[Given exercise]
Please rewrite the records as a numbered list, starting with the line containing "ref-line-label: #56873226 sell" and going on through the line containing "y-tick-label: 1.30835 <box>500", with blank lines omitted.

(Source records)
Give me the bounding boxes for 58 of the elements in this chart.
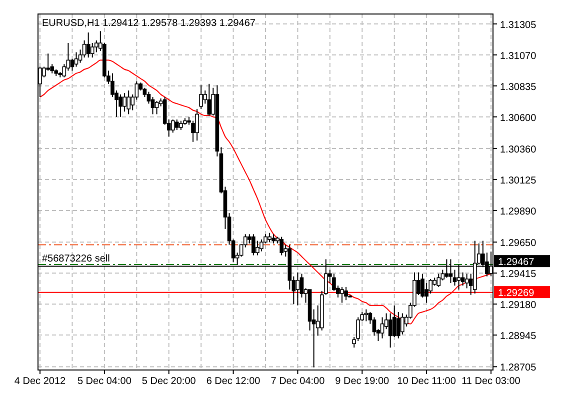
ref-line-label: #56873226 sell <box>42 254 110 265</box>
y-tick-label: 1.29415 <box>500 269 537 280</box>
candlestick <box>175 118 179 131</box>
candlestick <box>300 273 304 298</box>
chart-title: EURUSD,H1 1.29412 1.29578 1.29393 1.29467 <box>42 18 256 29</box>
y-tick-label: 1.28705 <box>500 362 537 374</box>
candlestick <box>86 32 90 58</box>
y-tick-label: 1.30600 <box>500 112 537 124</box>
candlestick <box>207 83 212 116</box>
y-tick-label: 1.30835 <box>500 82 537 93</box>
x-tick-label: 10 Dec 11:00 <box>397 376 456 387</box>
candlestick <box>268 232 272 243</box>
candlestick <box>388 312 392 348</box>
candlestick <box>364 308 368 322</box>
candlestick <box>179 120 183 131</box>
y-tick-label: 1.30360 <box>500 144 537 156</box>
y-tick-label: 1.29890 <box>500 206 537 218</box>
y-tick-label: 1.31070 <box>500 50 537 62</box>
candlestick <box>150 96 155 115</box>
y-tick-label: 1.31305 <box>500 20 537 31</box>
candlestick <box>199 84 203 110</box>
candlestick <box>272 234 276 244</box>
candlestick <box>344 286 348 301</box>
candlestick <box>256 240 260 256</box>
candlestick <box>74 52 78 68</box>
y-tick-label: 1.29180 <box>500 300 537 312</box>
y-tick-label: 1.29650 <box>500 238 537 250</box>
x-tick-label: 5 Dec 04:00 <box>77 376 132 387</box>
candlestick <box>436 273 441 288</box>
candlestick <box>280 236 284 256</box>
x-tick-label: 7 Dec 04:00 <box>270 376 326 387</box>
x-tick-label: 4 Dec 2012 <box>14 376 66 387</box>
ref-line-label: 1.29467 <box>498 257 535 268</box>
candlestick <box>464 273 469 289</box>
candlestick <box>70 58 74 72</box>
y-tick-label: 1.30125 <box>500 175 537 186</box>
candlestick <box>170 118 175 134</box>
y-tick-label: 1.28945 <box>500 331 537 342</box>
candlestick <box>400 312 404 335</box>
candlestick <box>380 316 384 339</box>
candlestick <box>195 108 199 142</box>
candlestick <box>296 272 300 306</box>
candlestick <box>340 286 344 304</box>
candlestick <box>424 282 428 304</box>
candlestick <box>452 269 457 286</box>
candlestick <box>118 94 122 118</box>
x-tick-label: 9 Dec 19:00 <box>335 376 390 387</box>
x-tick-label: 5 Dec 20:00 <box>142 376 196 387</box>
candlestick <box>396 311 400 339</box>
x-tick-label: 11 Dec 03:00 <box>462 376 521 387</box>
x-tick-label: 6 Dec 12:00 <box>206 376 261 387</box>
ref-line-label: 1.29269 <box>498 288 535 300</box>
candlestick <box>252 234 256 256</box>
candlestick <box>126 90 131 115</box>
candlestick <box>122 92 126 112</box>
candlestick <box>90 42 94 58</box>
candlestick <box>146 91 151 104</box>
candlestick <box>154 100 159 115</box>
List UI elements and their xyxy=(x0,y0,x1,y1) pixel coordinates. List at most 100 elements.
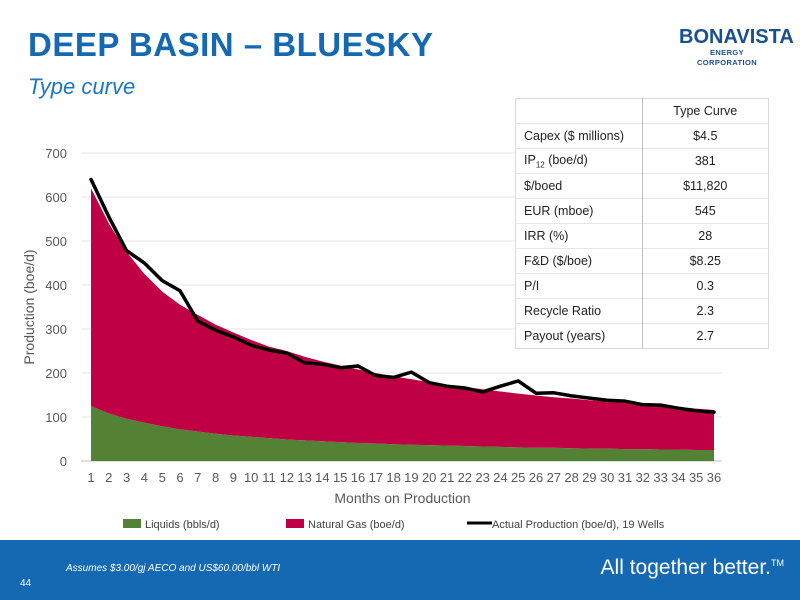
series-actual-production-line xyxy=(89,177,716,414)
row-label-text: P/I xyxy=(524,279,540,293)
x-tick-label: 3 xyxy=(123,470,130,485)
row-label-text: $/boed xyxy=(524,179,563,193)
type-curve-table: Type Curve Capex ($ millions) $4.5 IP12 (bo… xyxy=(515,98,769,349)
table-row-label: P/I xyxy=(515,273,642,299)
x-tick-label: 11 xyxy=(262,470,276,485)
table-row-label: IRR (%) xyxy=(515,223,642,249)
x-tick-label: 22 xyxy=(458,470,472,485)
row-label-text: Payout (years) xyxy=(524,329,606,343)
table-row-value: $8.25 xyxy=(641,248,769,274)
y-tick-label: 700 xyxy=(45,146,67,161)
row-label-text: F&D ($/boe) xyxy=(524,254,593,268)
x-tick-label: 15 xyxy=(333,470,347,485)
x-tick-label: 26 xyxy=(529,470,543,485)
x-tick-label: 12 xyxy=(280,470,294,485)
table-row-value: 381 xyxy=(641,148,769,174)
table-row: Recycle Ratio 2.3 xyxy=(515,298,769,324)
company-logo: BONAVISTA ENERGY CORPORATION xyxy=(679,26,794,68)
x-tick-label: 4 xyxy=(141,470,148,485)
row-label-text: IP xyxy=(524,152,536,167)
x-tick-label: 14 xyxy=(315,470,329,485)
x-tick-label: 31 xyxy=(618,470,632,485)
table-header: Type Curve xyxy=(641,98,769,124)
table-row: IP12 (boe/d) 381 xyxy=(515,148,769,174)
row-label-text: IRR (%) xyxy=(524,229,569,243)
row-label-suffix: (boe/d) xyxy=(544,152,588,167)
x-tick-label: 27 xyxy=(547,470,561,485)
table-row-label: F&D ($/boe) xyxy=(515,248,642,274)
x-tick-label: 30 xyxy=(600,470,614,485)
x-tick-label: 28 xyxy=(564,470,578,485)
page-title: DEEP BASIN – BLUESKY xyxy=(28,26,434,63)
tagline-text: All together better. xyxy=(600,556,771,579)
table-row-value: 0.3 xyxy=(641,273,769,299)
x-tick-label: 20 xyxy=(422,470,436,485)
series-liquids-area xyxy=(91,406,714,461)
x-tick-label: 7 xyxy=(194,470,201,485)
x-tick-label: 19 xyxy=(404,470,418,485)
legend-gas-swatch xyxy=(286,519,304,528)
table-row-value: $11,820 xyxy=(641,173,769,199)
x-tick-label: 16 xyxy=(351,470,365,485)
table-row: $/boed $11,820 xyxy=(515,173,769,199)
table-header-empty xyxy=(516,99,643,124)
y-tick-label: 200 xyxy=(45,366,67,381)
footer-bar: Assumes $3.00/gj AECO and US$60.00/bbl W… xyxy=(0,540,800,600)
x-axis-title: Months on Production xyxy=(334,490,470,506)
x-tick-label: 17 xyxy=(369,470,383,485)
x-tick-label: 8 xyxy=(212,470,219,485)
x-tick-label: 23 xyxy=(475,470,489,485)
row-label-text: Capex ($ millions) xyxy=(524,129,625,143)
y-tick-label: 500 xyxy=(45,234,67,249)
y-axis-title: Production (boe/d) xyxy=(21,249,37,364)
x-tick-label: 5 xyxy=(159,470,166,485)
table-row: EUR (mboe) 545 xyxy=(515,198,769,224)
x-tick-label: 25 xyxy=(511,470,525,485)
line-series xyxy=(89,177,716,414)
table-row-label: Capex ($ millions) xyxy=(515,123,642,149)
x-tick-label: 24 xyxy=(493,470,507,485)
footnote: Assumes $3.00/gj AECO and US$60.00/bbl W… xyxy=(66,563,281,574)
x-tick-label: 36 xyxy=(707,470,721,485)
legend-liquids-swatch xyxy=(123,519,141,528)
y-tick-label: 300 xyxy=(45,322,67,337)
chart-legend: Liquids (bbls/d) Natural Gas (boe/d) Actua… xyxy=(123,519,665,531)
table-row: Payout (years) 2.7 xyxy=(515,323,769,349)
table-row-label: Recycle Ratio xyxy=(515,298,642,324)
table-row: IRR (%) 28 xyxy=(515,223,769,249)
legend-liquids-label: Liquids (bbls/d) xyxy=(145,519,220,531)
table-row-label: IP12 (boe/d) xyxy=(515,148,642,174)
x-tick-label: 9 xyxy=(230,470,237,485)
row-label-text: EUR (mboe) xyxy=(524,204,594,218)
table-row-label: $/boed xyxy=(515,173,642,199)
legend-gas-label: Natural Gas (boe/d) xyxy=(308,519,405,531)
x-tick-label: 35 xyxy=(689,470,703,485)
x-tick-label: 34 xyxy=(671,470,685,485)
table-row-value: 545 xyxy=(641,198,769,224)
area-series xyxy=(91,188,714,461)
x-tick-label: 21 xyxy=(440,470,454,485)
page-subtitle: Type curve xyxy=(28,74,136,99)
x-tick-label: 33 xyxy=(653,470,667,485)
table-row-value: 2.7 xyxy=(641,323,769,349)
x-tick-label: 32 xyxy=(636,470,650,485)
trademark-mark: TM xyxy=(771,558,784,568)
series-natural-gas-area xyxy=(91,188,714,450)
x-tick-label: 29 xyxy=(582,470,596,485)
table-header-row: Type Curve xyxy=(516,98,769,124)
table-row-value: 28 xyxy=(641,223,769,249)
table-row-value: 2.3 xyxy=(641,298,769,324)
x-tick-label: 6 xyxy=(176,470,183,485)
y-tick-label: 600 xyxy=(45,190,67,205)
y-tick-label: 100 xyxy=(45,410,67,425)
table-row: P/I 0.3 xyxy=(515,273,769,299)
page-number: 44 xyxy=(20,578,32,589)
x-tick-label: 2 xyxy=(105,470,112,485)
table-row-label: Payout (years) xyxy=(515,323,642,349)
logo-name: BONAVISTA xyxy=(679,26,794,48)
legend-actual-label: Actual Production (boe/d), 19 Wells xyxy=(492,519,665,531)
table-row-value: $4.5 xyxy=(641,123,769,149)
tagline: All together better.TM xyxy=(601,556,784,580)
logo-subtitle: ENERGY CORPORATION xyxy=(696,48,758,67)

[Task solution]
1. ref-line-label: #56873226 sell <box>42 254 110 265</box>
2. y-tick-label: 1.29415 <box>500 269 537 280</box>
3. candlestick <box>175 118 179 131</box>
4. candlestick <box>300 273 304 298</box>
5. chart-title: EURUSD,H1 1.29412 1.29578 1.29393 1.29467 <box>42 18 256 29</box>
6. y-tick-label: 1.28705 <box>500 362 537 374</box>
7. candlestick <box>86 32 90 58</box>
8. y-tick-label: 1.30600 <box>500 112 537 124</box>
9. candlestick <box>207 83 212 116</box>
10. y-tick-label: 1.30835 <box>500 82 537 93</box>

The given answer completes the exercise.